**Goal:**
All records are to be retyped faithfully and completely.

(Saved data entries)
——
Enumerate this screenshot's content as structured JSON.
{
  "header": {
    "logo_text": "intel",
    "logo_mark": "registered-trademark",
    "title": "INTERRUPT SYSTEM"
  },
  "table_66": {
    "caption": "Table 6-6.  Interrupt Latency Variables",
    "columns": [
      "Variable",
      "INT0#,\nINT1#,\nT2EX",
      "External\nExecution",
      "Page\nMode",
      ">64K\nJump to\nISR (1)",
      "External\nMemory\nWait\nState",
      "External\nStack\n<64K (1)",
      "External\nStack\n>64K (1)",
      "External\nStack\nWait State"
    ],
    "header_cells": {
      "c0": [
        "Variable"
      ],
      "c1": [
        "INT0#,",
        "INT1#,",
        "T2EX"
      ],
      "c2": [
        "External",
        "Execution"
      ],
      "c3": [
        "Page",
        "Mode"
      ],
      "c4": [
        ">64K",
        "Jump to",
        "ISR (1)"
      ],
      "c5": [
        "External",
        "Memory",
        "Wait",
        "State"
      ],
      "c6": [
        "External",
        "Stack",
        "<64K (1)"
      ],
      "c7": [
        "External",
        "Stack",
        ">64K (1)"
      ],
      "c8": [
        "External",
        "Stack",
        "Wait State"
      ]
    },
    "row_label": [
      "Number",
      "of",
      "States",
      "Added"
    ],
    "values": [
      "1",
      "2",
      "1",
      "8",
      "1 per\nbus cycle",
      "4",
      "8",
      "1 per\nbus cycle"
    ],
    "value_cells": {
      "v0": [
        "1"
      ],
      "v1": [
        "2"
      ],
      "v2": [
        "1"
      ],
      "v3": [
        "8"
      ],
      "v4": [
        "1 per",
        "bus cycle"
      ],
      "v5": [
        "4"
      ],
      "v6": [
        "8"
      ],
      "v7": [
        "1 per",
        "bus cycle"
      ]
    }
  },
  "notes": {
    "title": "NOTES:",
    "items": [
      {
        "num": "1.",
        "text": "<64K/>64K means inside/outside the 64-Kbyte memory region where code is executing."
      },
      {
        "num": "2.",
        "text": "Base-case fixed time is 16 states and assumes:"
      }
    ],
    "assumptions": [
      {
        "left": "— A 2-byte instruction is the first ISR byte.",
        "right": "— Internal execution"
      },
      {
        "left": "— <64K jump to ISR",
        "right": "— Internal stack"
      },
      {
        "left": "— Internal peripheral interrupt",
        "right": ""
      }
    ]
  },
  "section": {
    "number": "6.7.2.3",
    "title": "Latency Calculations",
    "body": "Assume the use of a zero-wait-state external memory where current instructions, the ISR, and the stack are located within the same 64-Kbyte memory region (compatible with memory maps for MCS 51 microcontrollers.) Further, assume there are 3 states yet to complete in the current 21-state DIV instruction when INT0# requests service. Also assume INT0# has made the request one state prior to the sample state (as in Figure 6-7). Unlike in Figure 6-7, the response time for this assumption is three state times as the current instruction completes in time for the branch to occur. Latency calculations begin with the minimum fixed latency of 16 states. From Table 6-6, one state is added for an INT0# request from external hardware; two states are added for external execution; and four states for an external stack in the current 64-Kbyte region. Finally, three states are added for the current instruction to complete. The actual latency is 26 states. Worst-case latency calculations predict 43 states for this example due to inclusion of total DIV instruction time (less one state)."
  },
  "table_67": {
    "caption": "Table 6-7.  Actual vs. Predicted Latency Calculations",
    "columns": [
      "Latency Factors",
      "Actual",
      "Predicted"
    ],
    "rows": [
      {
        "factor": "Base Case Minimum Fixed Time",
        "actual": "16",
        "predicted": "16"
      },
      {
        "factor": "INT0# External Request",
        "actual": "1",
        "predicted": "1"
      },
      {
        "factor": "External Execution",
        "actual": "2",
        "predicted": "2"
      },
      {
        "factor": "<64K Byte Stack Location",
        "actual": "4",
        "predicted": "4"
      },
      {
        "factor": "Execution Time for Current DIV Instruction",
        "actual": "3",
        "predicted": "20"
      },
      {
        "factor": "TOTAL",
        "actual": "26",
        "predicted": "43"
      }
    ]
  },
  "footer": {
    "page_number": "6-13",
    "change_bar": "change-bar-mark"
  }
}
——
**Answer for this exercise:**
Enumerate this screenshot's content as structured JSON.
{
  "header": {
    "logo_text": "intel",
    "logo_mark": "registered-trademark",
    "title": "INTERRUPT SYSTEM"
  },
  "table_66": {
    "caption": "Table 6-6.  Interrupt Latency Variables",
    "columns": [
      "Variable",
      "INT0#,\nINT1#,\nT2EX",
      "External\nExecution",
      "Page\nMode",
      ">64K\nJump to\nISR (1)",
      "External\nMemory\nWait\nState",
      "External\nStack\n<64K (1)",
      "External\nStack\n>64K (1)",
      "External\nStack\nWait State"
    ],
    "header_cells": {
      "c0": [
        "Variable"
      ],
      "c1": [
        "INT0#,",
        "INT1#,",
        "T2EX"
      ],
      "c2": [
        "External",
        "Execution"
      ],
      "c3": [
        "Page",
        "Mode"
      ],
      "c4": [
        ">64K",
        "Jump to",
        "ISR (1)"
      ],
      "c5": [
        "External",
        "Memory",
        "Wait",
        "State"
      ],
      "c6": [
        "External",
        "Stack",
        "<64K (1)"
      ],
      "c7": [
        "External",
        "Stack",
        ">64K (1)"
      ],
      "c8": [
        "External",
        "Stack",
        "Wait State"
      ]
    },
    "row_label": [
      "Number",
      "of",
      "States",
      "Added"
    ],
    "values": [
      "1",
      "2",
      "1",
      "8",
      "1 per\nbus cycle",
      "4",
      "8",
      "1 per\nbus cycle"
    ],
    "value_cells": {
      "v0": [
        "1"
      ],
      "v1": [
        "2"
      ],
      "v2": [
        "1"
      ],
      "v3": [
        "8"
      ],
      "v4": [
        "1 per",
        "bus cycle"
      ],
      "v5": [
        "4"
      ],
      "v6": [
        "8"
      ],
      "v7": [
        "1 per",
        "bus cycle"
      ]
    }
  },
  "notes": {
    "title": "NOTES:",
    "items": [
      {
        "num": "1.",
        "text": "<64K/>64K means inside/outside the 64-Kbyte memory region where code is executing."
      },
      {
        "num": "2.",
        "text": "Base-case fixed time is 16 states and assumes:"
      }
    ],
    "assumptions": [
      {
        "left": "— A 2-byte instruction is the first ISR byte.",
        "right": "— Internal execution"
      },
      {
        "left": "— <64K jump to ISR",
        "right": "— Internal stack"
      },
      {
        "left": "— Internal peripheral interrupt",
        "right": ""
      }
    ]
  },
  "section": {
    "number": "6.7.2.3",
    "title": "Latency Calculations",
    "body": "Assume the use of a zero-wait-state external memory where current instructions, the ISR, and the stack are located within the same 64-Kbyte memory region (compatible with memory maps for MCS 51 microcontrollers.) Further, assume there are 3 states yet to complete in the current 21-state DIV instruction when INT0# requests service. Also assume INT0# has made the request one state prior to the sample state (as in Figure 6-7). Unlike in Figure 6-7, the response time for this assumption is three state times as the current instruction completes in time for the branch to occur. Latency calculations begin with the minimum fixed latency of 16 states. From Table 6-6, one state is added for an INT0# request from external hardware; two states are added for external execution; and four states for an external stack in the current 64-Kbyte region. Finally, three states are added for the current instruction to complete. The actual latency is 26 states. Worst-case latency calculations predict 43 states for this example due to inclusion of total DIV instruction time (less one state)."
  },
  "table_67": {
    "caption": "Table 6-7.  Actual vs. Predicted Latency Calculations",
    "columns": [
      "Latency Factors",
      "Actual",
      "Predicted"
    ],
    "rows": [
      {
        "factor": "Base Case Minimum Fixed Time",
        "actual": "16",
        "predicted": "16"
      },
      {
        "factor": "INT0# External Request",
        "actual": "1",
        "predicted": "1"
      },
      {
        "factor": "External Execution",
        "actual": "2",
        "predicted": "2"
      },
      {
        "factor": "<64K Byte Stack Location",
        "actual": "4",
        "predicted": "4"
      },
      {
        "factor": "Execution Time for Current DIV Instruction",
        "actual": "3",
        "predicted": "20"
      },
      {
        "factor": "TOTAL",
        "actual": "26",
        "predicted": "43"
      }
    ]
  },
  "footer": {
    "page_number": "6-13",
    "change_bar": "change-bar-mark"
  }
}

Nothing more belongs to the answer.